■ **Given problem**:
Retype each record shown below, leaving every character as it is.

■ **Material provided**:
⁂
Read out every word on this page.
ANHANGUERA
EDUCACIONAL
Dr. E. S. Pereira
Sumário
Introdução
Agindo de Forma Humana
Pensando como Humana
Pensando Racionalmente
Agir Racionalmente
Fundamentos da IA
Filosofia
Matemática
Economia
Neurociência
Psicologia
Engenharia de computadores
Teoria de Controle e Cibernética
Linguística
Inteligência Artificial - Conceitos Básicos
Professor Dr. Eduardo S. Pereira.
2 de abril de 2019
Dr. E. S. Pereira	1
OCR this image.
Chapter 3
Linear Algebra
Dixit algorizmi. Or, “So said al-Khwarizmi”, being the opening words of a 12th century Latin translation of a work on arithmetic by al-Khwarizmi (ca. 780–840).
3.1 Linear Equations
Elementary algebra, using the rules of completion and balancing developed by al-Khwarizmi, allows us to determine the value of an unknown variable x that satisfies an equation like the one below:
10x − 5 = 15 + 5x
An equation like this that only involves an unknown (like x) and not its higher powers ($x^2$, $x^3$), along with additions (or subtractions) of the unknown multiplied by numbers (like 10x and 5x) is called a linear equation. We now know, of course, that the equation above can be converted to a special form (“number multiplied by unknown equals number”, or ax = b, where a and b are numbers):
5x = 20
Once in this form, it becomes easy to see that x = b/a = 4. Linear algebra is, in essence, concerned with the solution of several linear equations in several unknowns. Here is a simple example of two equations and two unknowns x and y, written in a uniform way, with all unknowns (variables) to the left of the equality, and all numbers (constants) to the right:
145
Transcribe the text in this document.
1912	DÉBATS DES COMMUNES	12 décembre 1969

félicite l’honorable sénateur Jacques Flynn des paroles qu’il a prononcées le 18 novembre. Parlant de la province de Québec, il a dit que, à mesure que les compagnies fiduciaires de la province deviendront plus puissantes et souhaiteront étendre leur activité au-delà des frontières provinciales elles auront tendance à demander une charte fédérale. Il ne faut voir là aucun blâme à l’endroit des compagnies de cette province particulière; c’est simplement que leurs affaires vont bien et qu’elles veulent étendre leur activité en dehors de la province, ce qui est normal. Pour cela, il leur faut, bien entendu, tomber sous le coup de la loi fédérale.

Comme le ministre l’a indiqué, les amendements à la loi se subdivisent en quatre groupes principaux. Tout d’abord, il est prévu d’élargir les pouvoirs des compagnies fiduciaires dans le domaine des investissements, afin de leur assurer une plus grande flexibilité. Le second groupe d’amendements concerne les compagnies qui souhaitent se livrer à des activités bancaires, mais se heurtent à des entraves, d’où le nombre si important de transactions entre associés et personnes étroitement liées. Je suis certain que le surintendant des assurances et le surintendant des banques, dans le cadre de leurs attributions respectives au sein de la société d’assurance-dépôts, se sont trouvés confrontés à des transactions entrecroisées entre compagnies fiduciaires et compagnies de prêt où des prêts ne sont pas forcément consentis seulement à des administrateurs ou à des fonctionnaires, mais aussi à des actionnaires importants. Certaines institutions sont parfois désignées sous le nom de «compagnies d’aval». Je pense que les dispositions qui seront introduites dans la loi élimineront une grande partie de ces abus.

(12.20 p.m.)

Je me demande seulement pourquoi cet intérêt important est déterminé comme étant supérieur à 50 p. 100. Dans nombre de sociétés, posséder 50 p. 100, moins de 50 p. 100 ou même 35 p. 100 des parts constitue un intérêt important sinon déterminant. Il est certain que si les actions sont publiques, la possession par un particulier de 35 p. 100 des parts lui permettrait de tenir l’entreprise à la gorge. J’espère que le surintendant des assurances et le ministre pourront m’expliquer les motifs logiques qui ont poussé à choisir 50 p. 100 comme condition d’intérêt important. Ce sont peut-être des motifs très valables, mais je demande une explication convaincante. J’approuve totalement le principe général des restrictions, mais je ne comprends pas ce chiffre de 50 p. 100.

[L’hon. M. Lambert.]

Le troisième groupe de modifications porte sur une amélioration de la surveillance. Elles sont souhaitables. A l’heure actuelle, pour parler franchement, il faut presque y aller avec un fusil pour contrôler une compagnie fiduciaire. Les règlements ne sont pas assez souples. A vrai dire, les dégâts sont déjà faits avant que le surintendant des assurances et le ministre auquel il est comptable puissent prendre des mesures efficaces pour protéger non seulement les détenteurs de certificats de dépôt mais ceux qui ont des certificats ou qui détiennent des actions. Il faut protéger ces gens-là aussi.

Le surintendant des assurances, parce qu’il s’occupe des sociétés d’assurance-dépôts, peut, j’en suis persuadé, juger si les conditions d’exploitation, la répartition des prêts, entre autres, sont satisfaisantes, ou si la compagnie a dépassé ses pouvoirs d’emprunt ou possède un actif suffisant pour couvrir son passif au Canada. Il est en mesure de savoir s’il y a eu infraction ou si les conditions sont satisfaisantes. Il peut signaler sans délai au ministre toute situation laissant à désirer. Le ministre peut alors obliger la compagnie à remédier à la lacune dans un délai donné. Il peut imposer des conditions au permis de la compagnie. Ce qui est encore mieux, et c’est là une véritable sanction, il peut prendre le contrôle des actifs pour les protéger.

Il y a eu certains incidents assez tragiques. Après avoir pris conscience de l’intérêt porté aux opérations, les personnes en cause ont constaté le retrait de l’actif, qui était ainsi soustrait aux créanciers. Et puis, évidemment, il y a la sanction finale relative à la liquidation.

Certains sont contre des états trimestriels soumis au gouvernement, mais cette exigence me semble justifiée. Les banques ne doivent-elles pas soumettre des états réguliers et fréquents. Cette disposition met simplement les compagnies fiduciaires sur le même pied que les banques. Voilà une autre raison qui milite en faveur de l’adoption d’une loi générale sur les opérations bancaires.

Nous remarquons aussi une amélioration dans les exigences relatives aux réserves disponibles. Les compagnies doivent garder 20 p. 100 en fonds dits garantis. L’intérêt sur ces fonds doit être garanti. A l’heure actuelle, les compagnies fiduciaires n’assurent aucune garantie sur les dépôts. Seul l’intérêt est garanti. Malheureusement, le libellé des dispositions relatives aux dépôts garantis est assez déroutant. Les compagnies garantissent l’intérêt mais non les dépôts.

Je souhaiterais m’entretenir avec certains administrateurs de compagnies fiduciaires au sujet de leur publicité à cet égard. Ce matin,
⁂
■ **Answer to this task**:
Read out every word on this page.
ANHANGUERA
EDUCACIONAL
Dr. E. S. Pereira
Sumário
Introdução
Agindo de Forma Humana
Pensando como Humana
Pensando Racionalmente
Agir Racionalmente
Fundamentos da IA
Filosofia
Matemática
Economia
Neurociência
Psicologia
Engenharia de computadores
Teoria de Controle e Cibernética
Linguística
Inteligência Artificial - Conceitos Básicos
Professor Dr. Eduardo S. Pereira.
2 de abril de 2019
Dr. E. S. Pereira	1
OCR this image.
Chapter 3
Linear Algebra
Dixit algorizmi. Or, “So said al-Khwarizmi”, being the opening words of a 12th century Latin translation of a work on arithmetic by al-Khwarizmi (ca. 780–840).
3.1 Linear Equations
Elementary algebra, using the rules of completion and balancing developed by al-Khwarizmi, allows us to determine the value of an unknown variable x that satisfies an equation like the one below:
10x − 5 = 15 + 5x
An equation like this that only involves an unknown (like x) and not its higher powers ($x^2$, $x^3$), along with additions (or subtractions) of the unknown multiplied by numbers (like 10x and 5x) is called a linear equation. We now know, of course, that the equation above can be converted to a special form (“number multiplied by unknown equals number”, or ax = b, where a and b are numbers):
5x = 20
Once in this form, it becomes easy to see that x = b/a = 4. Linear algebra is, in essence, concerned with the solution of several linear equations in several unknowns. Here is a simple example of two equations and two unknowns x and y, written in a uniform way, with all unknowns (variables) to the left of the equality, and all numbers (constants) to the right:
145
Transcribe the text in this document.
1912	DÉBATS DES COMMUNES	12 décembre 1969

félicite l’honorable sénateur Jacques Flynn des paroles qu’il a prononcées le 18 novembre. Parlant de la province de Québec, il a dit que, à mesure que les compagnies fiduciaires de la province deviendront plus puissantes et souhaiteront étendre leur activité au-delà des frontières provinciales elles auront tendance à demander une charte fédérale. Il ne faut voir là aucun blâme à l’endroit des compagnies de cette province particulière; c’est simplement que leurs affaires vont bien et qu’elles veulent étendre leur activité en dehors de la province, ce qui est normal. Pour cela, il leur faut, bien entendu, tomber sous le coup de la loi fédérale.

Comme le ministre l’a indiqué, les amendements à la loi se subdivisent en quatre groupes principaux. Tout d’abord, il est prévu d’élargir les pouvoirs des compagnies fiduciaires dans le domaine des investissements, afin de leur assurer une plus grande flexibilité. Le second groupe d’amendements concerne les compagnies qui souhaitent se livrer à des activités bancaires, mais se heurtent à des entraves, d’où le nombre si important de transactions entre associés et personnes étroitement liées. Je suis certain que le surintendant des assurances et le surintendant des banques, dans le cadre de leurs attributions respectives au sein de la société d’assurance-dépôts, se sont trouvés confrontés à des transactions entrecroisées entre compagnies fiduciaires et compagnies de prêt où des prêts ne sont pas forcément consentis seulement à des administrateurs ou à des fonctionnaires, mais aussi à des actionnaires importants. Certaines institutions sont parfois désignées sous le nom de «compagnies d’aval». Je pense que les dispositions qui seront introduites dans la loi élimineront une grande partie de ces abus.

(12.20 p.m.)

Je me demande seulement pourquoi cet intérêt important est déterminé comme étant supérieur à 50 p. 100. Dans nombre de sociétés, posséder 50 p. 100, moins de 50 p. 100 ou même 35 p. 100 des parts constitue un intérêt important sinon déterminant. Il est certain que si les actions sont publiques, la possession par un particulier de 35 p. 100 des parts lui permettrait de tenir l’entreprise à la gorge. J’espère que le surintendant des assurances et le ministre pourront m’expliquer les motifs logiques qui ont poussé à choisir 50 p. 100 comme condition d’intérêt important. Ce sont peut-être des motifs très valables, mais je demande une explication convaincante. J’approuve totalement le principe général des restrictions, mais je ne comprends pas ce chiffre de 50 p. 100.

[L’hon. M. Lambert.]

Le troisième groupe de modifications porte sur une amélioration de la surveillance. Elles sont souhaitables. A l’heure actuelle, pour parler franchement, il faut presque y aller avec un fusil pour contrôler une compagnie fiduciaire. Les règlements ne sont pas assez souples. A vrai dire, les dégâts sont déjà faits avant que le surintendant des assurances et le ministre auquel il est comptable puissent prendre des mesures efficaces pour protéger non seulement les détenteurs de certificats de dépôt mais ceux qui ont des certificats ou qui détiennent des actions. Il faut protéger ces gens-là aussi.

Le surintendant des assurances, parce qu’il s’occupe des sociétés d’assurance-dépôts, peut, j’en suis persuadé, juger si les conditions d’exploitation, la répartition des prêts, entre autres, sont satisfaisantes, ou si la compagnie a dépassé ses pouvoirs d’emprunt ou possède un actif suffisant pour couvrir son passif au Canada. Il est en mesure de savoir s’il y a eu infraction ou si les conditions sont satisfaisantes. Il peut signaler sans délai au ministre toute situation laissant à désirer. Le ministre peut alors obliger la compagnie à remédier à la lacune dans un délai donné. Il peut imposer des conditions au permis de la compagnie. Ce qui est encore mieux, et c’est là une véritable sanction, il peut prendre le contrôle des actifs pour les protéger.

Il y a eu certains incidents assez tragiques. Après avoir pris conscience de l’intérêt porté aux opérations, les personnes en cause ont constaté le retrait de l’actif, qui était ainsi soustrait aux créanciers. Et puis, évidemment, il y a la sanction finale relative à la liquidation.

Certains sont contre des états trimestriels soumis au gouvernement, mais cette exigence me semble justifiée. Les banques ne doivent-elles pas soumettre des états réguliers et fréquents. Cette disposition met simplement les compagnies fiduciaires sur le même pied que les banques. Voilà une autre raison qui milite en faveur de l’adoption d’une loi générale sur les opérations bancaires.

Nous remarquons aussi une amélioration dans les exigences relatives aux réserves disponibles. Les compagnies doivent garder 20 p. 100 en fonds dits garantis. L’intérêt sur ces fonds doit être garanti. A l’heure actuelle, les compagnies fiduciaires n’assurent aucune garantie sur les dépôts. Seul l’intérêt est garanti. Malheureusement, le libellé des dispositions relatives aux dépôts garantis est assez déroutant. Les compagnies garantissent l’intérêt mais non les dépôts.

Je souhaiterais m’entretenir avec certains administrateurs de compagnies fiduciaires au sujet de leur publicité à cet égard. Ce matin,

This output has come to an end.